(Collected data)

○ ○ ○ ○ ○ ○ ○

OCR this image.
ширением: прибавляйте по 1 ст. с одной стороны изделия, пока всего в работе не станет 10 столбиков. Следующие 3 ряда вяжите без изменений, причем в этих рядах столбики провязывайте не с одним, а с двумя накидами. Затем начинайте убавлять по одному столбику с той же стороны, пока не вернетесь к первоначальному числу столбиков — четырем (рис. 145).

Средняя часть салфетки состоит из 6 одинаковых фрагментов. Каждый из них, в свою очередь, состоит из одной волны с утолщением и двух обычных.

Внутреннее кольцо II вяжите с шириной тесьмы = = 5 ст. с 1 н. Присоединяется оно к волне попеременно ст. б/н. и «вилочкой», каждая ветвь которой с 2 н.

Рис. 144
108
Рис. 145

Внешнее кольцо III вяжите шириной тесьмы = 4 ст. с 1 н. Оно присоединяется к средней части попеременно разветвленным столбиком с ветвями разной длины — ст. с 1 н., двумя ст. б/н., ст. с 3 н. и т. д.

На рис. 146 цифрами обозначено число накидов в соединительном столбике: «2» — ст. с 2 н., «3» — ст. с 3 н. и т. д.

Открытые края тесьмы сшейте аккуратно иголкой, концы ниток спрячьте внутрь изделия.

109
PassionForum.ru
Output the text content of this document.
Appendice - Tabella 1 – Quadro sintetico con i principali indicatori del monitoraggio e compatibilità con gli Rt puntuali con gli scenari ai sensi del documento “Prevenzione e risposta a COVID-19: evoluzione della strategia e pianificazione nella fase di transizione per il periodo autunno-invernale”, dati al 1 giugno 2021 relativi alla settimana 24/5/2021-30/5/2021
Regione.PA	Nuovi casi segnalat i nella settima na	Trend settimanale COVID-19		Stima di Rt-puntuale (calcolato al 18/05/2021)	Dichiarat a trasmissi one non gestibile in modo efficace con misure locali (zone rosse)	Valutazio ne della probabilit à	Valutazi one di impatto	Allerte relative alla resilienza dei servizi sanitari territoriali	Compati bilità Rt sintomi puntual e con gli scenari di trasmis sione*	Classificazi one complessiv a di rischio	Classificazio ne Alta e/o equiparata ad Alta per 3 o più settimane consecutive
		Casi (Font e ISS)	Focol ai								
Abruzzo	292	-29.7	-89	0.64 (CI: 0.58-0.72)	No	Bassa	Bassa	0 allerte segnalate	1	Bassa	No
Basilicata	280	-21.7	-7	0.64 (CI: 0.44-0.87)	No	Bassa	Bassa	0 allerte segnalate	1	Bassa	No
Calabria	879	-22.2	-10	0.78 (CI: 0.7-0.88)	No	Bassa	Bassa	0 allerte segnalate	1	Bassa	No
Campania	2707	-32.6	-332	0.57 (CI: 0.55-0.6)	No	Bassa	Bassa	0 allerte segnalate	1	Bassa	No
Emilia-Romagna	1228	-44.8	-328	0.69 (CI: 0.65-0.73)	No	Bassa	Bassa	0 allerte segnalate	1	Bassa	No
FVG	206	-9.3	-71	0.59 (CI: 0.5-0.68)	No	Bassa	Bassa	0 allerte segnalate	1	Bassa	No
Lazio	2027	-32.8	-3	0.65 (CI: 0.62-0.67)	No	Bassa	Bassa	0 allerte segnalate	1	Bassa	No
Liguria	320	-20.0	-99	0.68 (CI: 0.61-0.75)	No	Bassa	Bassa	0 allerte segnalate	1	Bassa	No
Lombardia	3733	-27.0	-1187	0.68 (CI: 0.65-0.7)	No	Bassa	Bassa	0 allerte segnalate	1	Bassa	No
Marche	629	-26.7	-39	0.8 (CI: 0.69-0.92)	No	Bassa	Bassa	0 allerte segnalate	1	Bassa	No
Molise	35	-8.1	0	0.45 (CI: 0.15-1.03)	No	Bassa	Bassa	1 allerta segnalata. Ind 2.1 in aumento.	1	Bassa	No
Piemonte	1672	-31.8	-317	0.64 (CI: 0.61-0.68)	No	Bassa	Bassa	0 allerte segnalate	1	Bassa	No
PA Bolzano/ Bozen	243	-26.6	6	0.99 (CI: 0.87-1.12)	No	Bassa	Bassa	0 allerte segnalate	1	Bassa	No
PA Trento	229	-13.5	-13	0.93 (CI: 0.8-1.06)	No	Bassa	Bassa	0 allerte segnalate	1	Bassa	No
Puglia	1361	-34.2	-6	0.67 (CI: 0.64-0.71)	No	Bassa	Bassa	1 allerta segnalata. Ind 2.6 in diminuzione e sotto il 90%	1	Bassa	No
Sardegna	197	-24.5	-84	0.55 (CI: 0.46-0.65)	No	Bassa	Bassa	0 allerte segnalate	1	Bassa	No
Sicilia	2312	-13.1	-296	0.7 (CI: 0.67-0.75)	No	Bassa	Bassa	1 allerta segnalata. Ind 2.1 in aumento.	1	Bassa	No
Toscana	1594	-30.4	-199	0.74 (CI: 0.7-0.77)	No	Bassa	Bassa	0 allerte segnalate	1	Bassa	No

○ ○ ○ ○ ○ ○ ○

Stated problem: Print every entry exactly as written.

Task result:
OCR this image.
ширением: прибавляйте по 1 ст. с одной стороны изделия, пока всего в работе не станет 10 столбиков. Следующие 3 ряда вяжите без изменений, причем в этих рядах столбики провязывайте не с одним, а с двумя накидами. Затем начинайте убавлять по одному столбику с той же стороны, пока не вернетесь к первоначальному числу столбиков — четырем (рис. 145).

Средняя часть салфетки состоит из 6 одинаковых фрагментов. Каждый из них, в свою очередь, состоит из одной волны с утолщением и двух обычных.

Внутреннее кольцо II вяжите с шириной тесьмы = = 5 ст. с 1 н. Присоединяется оно к волне попеременно ст. б/н. и «вилочкой», каждая ветвь которой с 2 н.

Рис. 144
108
Рис. 145

Внешнее кольцо III вяжите шириной тесьмы = 4 ст. с 1 н. Оно присоединяется к средней части попеременно разветвленным столбиком с ветвями разной длины — ст. с 1 н., двумя ст. б/н., ст. с 3 н. и т. д.

На рис. 146 цифрами обозначено число накидов в соединительном столбике: «2» — ст. с 2 н., «3» — ст. с 3 н. и т. д.

Открытые края тесьмы сшейте аккуратно иголкой, концы ниток спрячьте внутрь изделия.

109
PassionForum.ru
Output the text content of this document.
Appendice - Tabella 1 – Quadro sintetico con i principali indicatori del monitoraggio e compatibilità con gli Rt puntuali con gli scenari ai sensi del documento “Prevenzione e risposta a COVID-19: evoluzione della strategia e pianificazione nella fase di transizione per il periodo autunno-invernale”, dati al 1 giugno 2021 relativi alla settimana 24/5/2021-30/5/2021
Regione.PA	Nuovi casi segnalat i nella settima na	Trend settimanale COVID-19		Stima di Rt-puntuale (calcolato al 18/05/2021)	Dichiarat a trasmissi one non gestibile in modo efficace con misure locali (zone rosse)	Valutazio ne della probabilit à	Valutazi one di impatto	Allerte relative alla resilienza dei servizi sanitari territoriali	Compati bilità Rt sintomi puntual e con gli scenari di trasmis sione*	Classificazi one complessiv a di rischio	Classificazio ne Alta e/o equiparata ad Alta per 3 o più settimane consecutive
		Casi (Font e ISS)	Focol ai								
Abruzzo	292	-29.7	-89	0.64 (CI: 0.58-0.72)	No	Bassa	Bassa	0 allerte segnalate	1	Bassa	No
Basilicata	280	-21.7	-7	0.64 (CI: 0.44-0.87)	No	Bassa	Bassa	0 allerte segnalate	1	Bassa	No
Calabria	879	-22.2	-10	0.78 (CI: 0.7-0.88)	No	Bassa	Bassa	0 allerte segnalate	1	Bassa	No
Campania	2707	-32.6	-332	0.57 (CI: 0.55-0.6)	No	Bassa	Bassa	0 allerte segnalate	1	Bassa	No
Emilia-Romagna	1228	-44.8	-328	0.69 (CI: 0.65-0.73)	No	Bassa	Bassa	0 allerte segnalate	1	Bassa	No
FVG	206	-9.3	-71	0.59 (CI: 0.5-0.68)	No	Bassa	Bassa	0 allerte segnalate	1	Bassa	No
Lazio	2027	-32.8	-3	0.65 (CI: 0.62-0.67)	No	Bassa	Bassa	0 allerte segnalate	1	Bassa	No
Liguria	320	-20.0	-99	0.68 (CI: 0.61-0.75)	No	Bassa	Bassa	0 allerte segnalate	1	Bassa	No
Lombardia	3733	-27.0	-1187	0.68 (CI: 0.65-0.7)	No	Bassa	Bassa	0 allerte segnalate	1	Bassa	No
Marche	629	-26.7	-39	0.8 (CI: 0.69-0.92)	No	Bassa	Bassa	0 allerte segnalate	1	Bassa	No
Molise	35	-8.1	0	0.45 (CI: 0.15-1.03)	No	Bassa	Bassa	1 allerta segnalata. Ind 2.1 in aumento.	1	Bassa	No
Piemonte	1672	-31.8	-317	0.64 (CI: 0.61-0.68)	No	Bassa	Bassa	0 allerte segnalate	1	Bassa	No
PA Bolzano/ Bozen	243	-26.6	6	0.99 (CI: 0.87-1.12)	No	Bassa	Bassa	0 allerte segnalate	1	Bassa	No
PA Trento	229	-13.5	-13	0.93 (CI: 0.8-1.06)	No	Bassa	Bassa	0 allerte segnalate	1	Bassa	No
Puglia	1361	-34.2	-6	0.67 (CI: 0.64-0.71)	No	Bassa	Bassa	1 allerta segnalata. Ind 2.6 in diminuzione e sotto il 90%	1	Bassa	No
Sardegna	197	-24.5	-84	0.55 (CI: 0.46-0.65)	No	Bassa	Bassa	0 allerte segnalate	1	Bassa	No
Sicilia	2312	-13.1	-296	0.7 (CI: 0.67-0.75)	No	Bassa	Bassa	1 allerta segnalata. Ind 2.1 in aumento.	1	Bassa	No
Toscana	1594	-30.4	-199	0.74 (CI: 0.7-0.77)	No	Bassa	Bassa	0 allerte segnalate	1	Bassa	No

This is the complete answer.